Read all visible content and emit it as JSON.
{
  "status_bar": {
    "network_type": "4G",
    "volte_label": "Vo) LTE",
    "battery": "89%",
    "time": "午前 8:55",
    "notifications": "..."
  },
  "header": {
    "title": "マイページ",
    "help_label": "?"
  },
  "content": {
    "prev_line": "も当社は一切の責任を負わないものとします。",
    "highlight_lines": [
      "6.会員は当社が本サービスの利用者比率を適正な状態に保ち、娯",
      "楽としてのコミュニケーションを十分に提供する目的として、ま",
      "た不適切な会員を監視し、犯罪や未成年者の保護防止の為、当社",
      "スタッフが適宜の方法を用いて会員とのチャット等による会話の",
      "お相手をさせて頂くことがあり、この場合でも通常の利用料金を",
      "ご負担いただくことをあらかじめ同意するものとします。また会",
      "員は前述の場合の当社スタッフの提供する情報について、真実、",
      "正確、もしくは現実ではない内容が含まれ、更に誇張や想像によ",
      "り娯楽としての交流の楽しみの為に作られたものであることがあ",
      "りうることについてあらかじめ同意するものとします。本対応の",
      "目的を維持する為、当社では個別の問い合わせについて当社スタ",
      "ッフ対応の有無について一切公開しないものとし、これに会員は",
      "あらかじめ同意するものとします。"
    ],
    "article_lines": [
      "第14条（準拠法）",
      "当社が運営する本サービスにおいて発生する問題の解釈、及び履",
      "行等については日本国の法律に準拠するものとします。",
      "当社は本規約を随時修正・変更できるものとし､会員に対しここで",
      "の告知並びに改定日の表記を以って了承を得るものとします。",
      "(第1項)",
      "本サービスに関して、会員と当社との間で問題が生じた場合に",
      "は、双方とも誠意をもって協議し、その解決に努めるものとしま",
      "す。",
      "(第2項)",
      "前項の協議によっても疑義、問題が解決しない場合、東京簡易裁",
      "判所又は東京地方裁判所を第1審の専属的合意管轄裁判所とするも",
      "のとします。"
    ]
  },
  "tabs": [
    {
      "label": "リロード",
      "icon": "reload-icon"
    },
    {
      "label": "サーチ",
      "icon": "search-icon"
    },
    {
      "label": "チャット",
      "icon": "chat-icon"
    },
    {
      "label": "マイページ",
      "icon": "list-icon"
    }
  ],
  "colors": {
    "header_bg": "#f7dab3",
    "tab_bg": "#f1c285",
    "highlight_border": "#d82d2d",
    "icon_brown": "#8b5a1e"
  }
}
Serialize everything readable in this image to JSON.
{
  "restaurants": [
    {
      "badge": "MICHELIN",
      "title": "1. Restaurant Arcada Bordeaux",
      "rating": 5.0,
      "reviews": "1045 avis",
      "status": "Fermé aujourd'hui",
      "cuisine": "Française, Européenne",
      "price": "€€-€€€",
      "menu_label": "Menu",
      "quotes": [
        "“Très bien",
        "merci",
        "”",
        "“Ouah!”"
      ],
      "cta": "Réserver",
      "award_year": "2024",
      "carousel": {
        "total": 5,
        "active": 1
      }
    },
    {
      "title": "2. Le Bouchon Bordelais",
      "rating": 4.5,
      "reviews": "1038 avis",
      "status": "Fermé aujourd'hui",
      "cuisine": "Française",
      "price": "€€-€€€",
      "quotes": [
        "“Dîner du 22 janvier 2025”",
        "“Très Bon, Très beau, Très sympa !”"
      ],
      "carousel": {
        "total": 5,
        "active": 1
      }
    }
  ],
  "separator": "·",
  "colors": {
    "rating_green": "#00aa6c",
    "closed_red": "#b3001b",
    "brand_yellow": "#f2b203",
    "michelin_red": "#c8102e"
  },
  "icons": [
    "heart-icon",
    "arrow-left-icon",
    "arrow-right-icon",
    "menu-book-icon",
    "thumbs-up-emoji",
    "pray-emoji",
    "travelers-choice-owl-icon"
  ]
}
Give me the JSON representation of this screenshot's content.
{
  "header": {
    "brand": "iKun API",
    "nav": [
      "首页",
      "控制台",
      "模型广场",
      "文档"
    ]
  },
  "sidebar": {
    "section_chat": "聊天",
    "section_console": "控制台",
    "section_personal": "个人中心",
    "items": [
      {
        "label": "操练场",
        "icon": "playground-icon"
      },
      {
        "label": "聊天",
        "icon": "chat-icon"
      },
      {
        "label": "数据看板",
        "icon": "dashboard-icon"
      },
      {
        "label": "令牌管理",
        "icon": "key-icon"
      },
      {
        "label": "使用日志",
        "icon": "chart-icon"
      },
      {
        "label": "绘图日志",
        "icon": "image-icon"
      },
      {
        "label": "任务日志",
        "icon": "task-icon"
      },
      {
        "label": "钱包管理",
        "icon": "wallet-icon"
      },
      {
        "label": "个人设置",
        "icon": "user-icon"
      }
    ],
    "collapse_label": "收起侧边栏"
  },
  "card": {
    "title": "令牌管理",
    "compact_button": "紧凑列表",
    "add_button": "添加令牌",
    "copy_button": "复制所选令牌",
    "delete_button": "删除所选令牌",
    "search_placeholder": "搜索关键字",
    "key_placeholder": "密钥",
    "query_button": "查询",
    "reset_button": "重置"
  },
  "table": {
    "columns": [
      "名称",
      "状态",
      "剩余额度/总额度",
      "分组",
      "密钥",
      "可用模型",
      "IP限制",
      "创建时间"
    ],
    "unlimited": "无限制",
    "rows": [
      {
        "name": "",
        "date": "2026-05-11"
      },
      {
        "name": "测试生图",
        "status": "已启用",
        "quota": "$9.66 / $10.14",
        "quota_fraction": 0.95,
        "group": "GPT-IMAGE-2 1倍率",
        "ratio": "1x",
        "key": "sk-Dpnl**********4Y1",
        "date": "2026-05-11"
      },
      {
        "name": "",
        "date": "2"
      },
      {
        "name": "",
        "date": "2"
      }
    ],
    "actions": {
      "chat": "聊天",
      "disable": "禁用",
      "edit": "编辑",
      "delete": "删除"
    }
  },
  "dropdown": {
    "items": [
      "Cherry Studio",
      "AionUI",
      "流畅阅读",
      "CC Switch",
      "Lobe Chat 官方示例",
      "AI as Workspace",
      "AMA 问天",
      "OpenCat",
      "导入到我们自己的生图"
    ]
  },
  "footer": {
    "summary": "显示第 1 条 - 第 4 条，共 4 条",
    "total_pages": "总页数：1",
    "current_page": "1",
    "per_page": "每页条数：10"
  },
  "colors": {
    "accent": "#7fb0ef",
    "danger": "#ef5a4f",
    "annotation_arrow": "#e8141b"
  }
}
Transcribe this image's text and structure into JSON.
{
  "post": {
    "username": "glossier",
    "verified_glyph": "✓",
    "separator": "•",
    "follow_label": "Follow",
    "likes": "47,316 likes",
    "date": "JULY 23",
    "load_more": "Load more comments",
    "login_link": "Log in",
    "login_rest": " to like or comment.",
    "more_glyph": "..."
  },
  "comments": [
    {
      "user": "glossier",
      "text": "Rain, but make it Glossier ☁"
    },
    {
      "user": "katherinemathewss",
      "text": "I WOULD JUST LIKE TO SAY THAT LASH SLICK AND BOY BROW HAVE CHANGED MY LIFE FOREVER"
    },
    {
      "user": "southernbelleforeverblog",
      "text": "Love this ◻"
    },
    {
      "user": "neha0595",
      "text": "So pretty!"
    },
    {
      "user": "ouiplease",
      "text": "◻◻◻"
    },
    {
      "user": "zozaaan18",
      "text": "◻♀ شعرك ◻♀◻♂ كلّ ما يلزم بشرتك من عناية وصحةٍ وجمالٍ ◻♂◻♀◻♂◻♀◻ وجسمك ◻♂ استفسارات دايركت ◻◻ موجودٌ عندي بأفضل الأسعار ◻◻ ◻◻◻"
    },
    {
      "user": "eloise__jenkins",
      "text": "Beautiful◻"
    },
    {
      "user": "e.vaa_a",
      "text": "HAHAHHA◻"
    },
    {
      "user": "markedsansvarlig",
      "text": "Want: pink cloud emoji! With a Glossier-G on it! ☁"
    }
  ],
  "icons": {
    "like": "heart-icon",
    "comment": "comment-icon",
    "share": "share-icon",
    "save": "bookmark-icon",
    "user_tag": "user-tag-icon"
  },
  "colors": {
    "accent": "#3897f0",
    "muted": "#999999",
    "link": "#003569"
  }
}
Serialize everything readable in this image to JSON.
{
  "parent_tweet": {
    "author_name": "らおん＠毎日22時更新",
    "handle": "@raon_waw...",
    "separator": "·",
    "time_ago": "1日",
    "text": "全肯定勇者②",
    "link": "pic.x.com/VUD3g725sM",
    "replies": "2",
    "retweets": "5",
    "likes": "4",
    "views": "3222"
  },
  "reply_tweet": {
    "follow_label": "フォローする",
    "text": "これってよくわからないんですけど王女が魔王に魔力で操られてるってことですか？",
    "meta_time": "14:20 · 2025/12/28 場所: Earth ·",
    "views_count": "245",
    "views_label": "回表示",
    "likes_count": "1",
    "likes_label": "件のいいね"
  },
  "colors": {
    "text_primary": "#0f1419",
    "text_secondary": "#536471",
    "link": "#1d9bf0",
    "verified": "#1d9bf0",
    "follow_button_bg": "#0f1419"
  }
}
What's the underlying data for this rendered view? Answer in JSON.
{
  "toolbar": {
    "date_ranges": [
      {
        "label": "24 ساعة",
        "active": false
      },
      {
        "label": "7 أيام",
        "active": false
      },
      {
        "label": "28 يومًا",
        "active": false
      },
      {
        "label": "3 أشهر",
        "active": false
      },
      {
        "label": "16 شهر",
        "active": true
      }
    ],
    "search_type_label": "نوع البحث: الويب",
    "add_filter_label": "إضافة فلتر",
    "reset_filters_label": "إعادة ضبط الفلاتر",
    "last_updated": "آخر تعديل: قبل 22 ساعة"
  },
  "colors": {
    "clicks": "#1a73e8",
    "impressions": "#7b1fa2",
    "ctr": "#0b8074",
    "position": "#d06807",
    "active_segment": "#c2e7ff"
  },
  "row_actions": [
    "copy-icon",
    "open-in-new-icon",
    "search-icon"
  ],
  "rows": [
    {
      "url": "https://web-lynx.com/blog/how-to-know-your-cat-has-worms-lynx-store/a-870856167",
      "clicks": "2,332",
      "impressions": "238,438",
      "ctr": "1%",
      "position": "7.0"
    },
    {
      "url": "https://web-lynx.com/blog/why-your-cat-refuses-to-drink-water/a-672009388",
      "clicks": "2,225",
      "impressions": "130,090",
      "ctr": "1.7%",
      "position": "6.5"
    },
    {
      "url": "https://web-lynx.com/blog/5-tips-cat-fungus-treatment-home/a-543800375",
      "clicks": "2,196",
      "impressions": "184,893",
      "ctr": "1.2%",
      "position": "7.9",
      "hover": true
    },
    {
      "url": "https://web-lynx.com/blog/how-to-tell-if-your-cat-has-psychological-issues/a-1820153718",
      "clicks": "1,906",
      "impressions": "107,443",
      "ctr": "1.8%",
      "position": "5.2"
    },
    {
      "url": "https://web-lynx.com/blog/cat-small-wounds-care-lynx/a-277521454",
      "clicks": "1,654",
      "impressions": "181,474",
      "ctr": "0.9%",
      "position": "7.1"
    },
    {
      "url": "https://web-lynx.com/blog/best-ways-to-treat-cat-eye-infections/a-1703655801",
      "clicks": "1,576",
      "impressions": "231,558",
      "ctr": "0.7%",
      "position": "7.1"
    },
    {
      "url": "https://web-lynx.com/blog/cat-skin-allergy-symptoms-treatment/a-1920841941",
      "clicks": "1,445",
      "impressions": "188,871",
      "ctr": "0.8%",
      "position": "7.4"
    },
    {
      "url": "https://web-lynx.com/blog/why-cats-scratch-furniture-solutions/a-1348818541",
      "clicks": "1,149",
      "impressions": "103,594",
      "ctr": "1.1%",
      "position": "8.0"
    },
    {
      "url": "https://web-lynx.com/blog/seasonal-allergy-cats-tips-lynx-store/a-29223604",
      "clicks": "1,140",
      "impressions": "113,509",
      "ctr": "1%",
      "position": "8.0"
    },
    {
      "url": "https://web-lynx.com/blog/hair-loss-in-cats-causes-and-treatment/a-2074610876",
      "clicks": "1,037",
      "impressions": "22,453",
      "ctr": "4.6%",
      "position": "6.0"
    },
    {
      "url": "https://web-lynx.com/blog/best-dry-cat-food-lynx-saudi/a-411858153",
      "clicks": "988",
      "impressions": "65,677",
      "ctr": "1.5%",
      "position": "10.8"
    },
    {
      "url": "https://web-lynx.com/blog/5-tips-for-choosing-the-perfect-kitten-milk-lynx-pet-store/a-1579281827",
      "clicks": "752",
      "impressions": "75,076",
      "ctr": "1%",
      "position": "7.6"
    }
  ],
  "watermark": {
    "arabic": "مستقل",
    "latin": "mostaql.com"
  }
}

Given request: Copy out each line of the data where the string "tips" appears.

Finished task:
      "url": "https://web-lynx.com/blog/5-tips-cat-fungus-treatment-home/a-543800375",
      "url": "https://web-lynx.com/blog/seasonal-allergy-cats-tips-lynx-store/a-29223604",
      "url": "https://web-lynx.com/blog/5-tips-for-choosing-the-perfect-kitten-milk-lynx-pet-store/a-1579281827",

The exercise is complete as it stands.